→ **Objective**
All records must be quoted exactly. Omit the pictures.
— Begin Provided information —
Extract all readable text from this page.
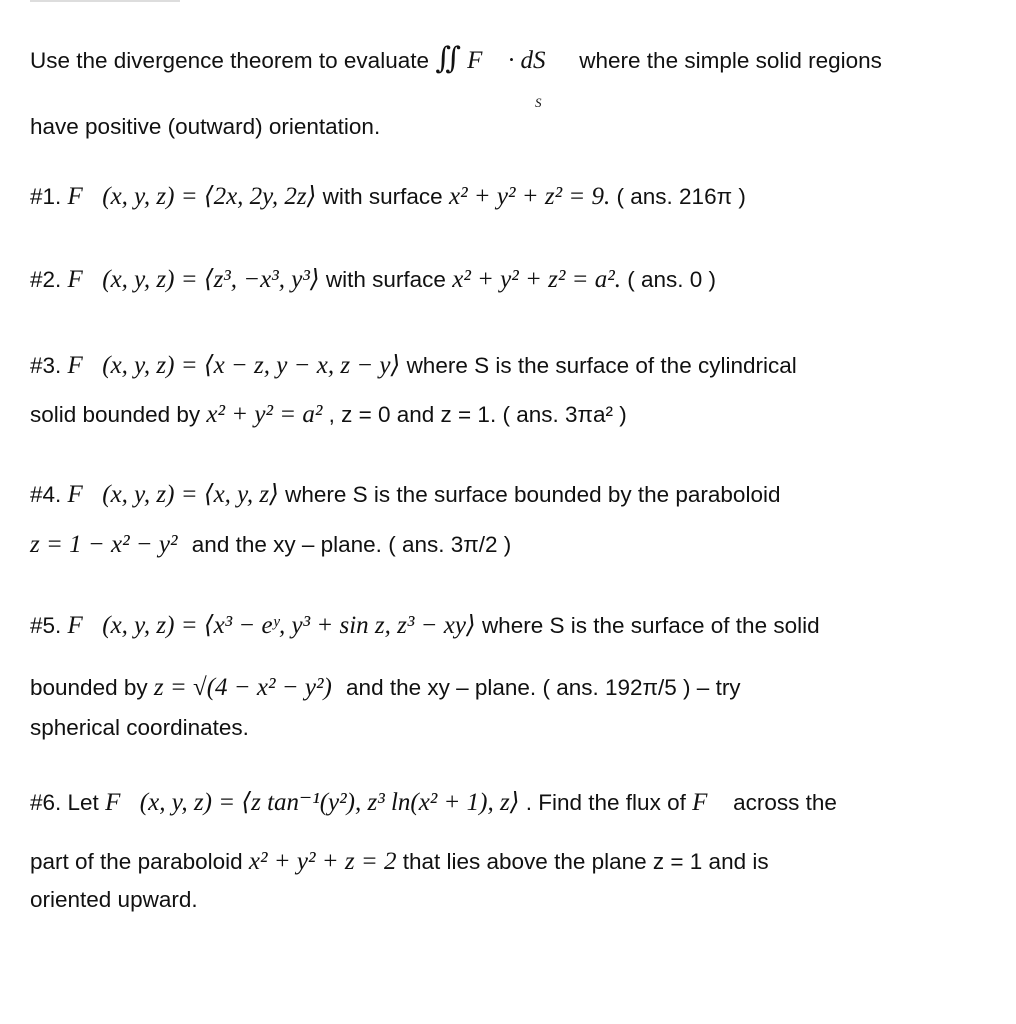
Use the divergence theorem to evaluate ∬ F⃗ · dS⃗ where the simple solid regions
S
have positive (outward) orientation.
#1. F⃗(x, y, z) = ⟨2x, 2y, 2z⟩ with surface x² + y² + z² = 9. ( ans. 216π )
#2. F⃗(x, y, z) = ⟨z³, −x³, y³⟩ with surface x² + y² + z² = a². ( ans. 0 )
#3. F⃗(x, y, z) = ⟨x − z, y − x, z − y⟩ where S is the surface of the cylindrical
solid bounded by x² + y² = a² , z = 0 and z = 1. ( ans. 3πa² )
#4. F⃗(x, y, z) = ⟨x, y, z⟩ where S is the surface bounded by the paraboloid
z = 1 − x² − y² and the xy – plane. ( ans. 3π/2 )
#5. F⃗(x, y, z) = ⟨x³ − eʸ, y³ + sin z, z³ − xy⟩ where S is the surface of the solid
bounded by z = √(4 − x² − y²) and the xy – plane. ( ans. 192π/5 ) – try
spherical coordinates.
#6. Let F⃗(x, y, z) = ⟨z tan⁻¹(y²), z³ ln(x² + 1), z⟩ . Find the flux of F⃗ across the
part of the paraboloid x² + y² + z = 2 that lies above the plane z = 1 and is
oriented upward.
— End Provided information —
→ **Written answer**
Extract all readable text from this page.
Use the divergence theorem to evaluate ∬ F⃗ · dS⃗ where the simple solid regions
S
have positive (outward) orientation.
#1. F⃗(x, y, z) = ⟨2x, 2y, 2z⟩ with surface x² + y² + z² = 9. ( ans. 216π )
#2. F⃗(x, y, z) = ⟨z³, −x³, y³⟩ with surface x² + y² + z² = a². ( ans. 0 )
#3. F⃗(x, y, z) = ⟨x − z, y − x, z − y⟩ where S is the surface of the cylindrical
solid bounded by x² + y² = a² , z = 0 and z = 1. ( ans. 3πa² )
#4. F⃗(x, y, z) = ⟨x, y, z⟩ where S is the surface bounded by the paraboloid
z = 1 − x² − y² and the xy – plane. ( ans. 3π/2 )
#5. F⃗(x, y, z) = ⟨x³ − eʸ, y³ + sin z, z³ − xy⟩ where S is the surface of the solid
bounded by z = √(4 − x² − y²) and the xy – plane. ( ans. 192π/5 ) – try
spherical coordinates.
#6. Let F⃗(x, y, z) = ⟨z tan⁻¹(y²), z³ ln(x² + 1), z⟩ . Find the flux of F⃗ across the
part of the paraboloid x² + y² + z = 2 that lies above the plane z = 1 and is
oriented upward.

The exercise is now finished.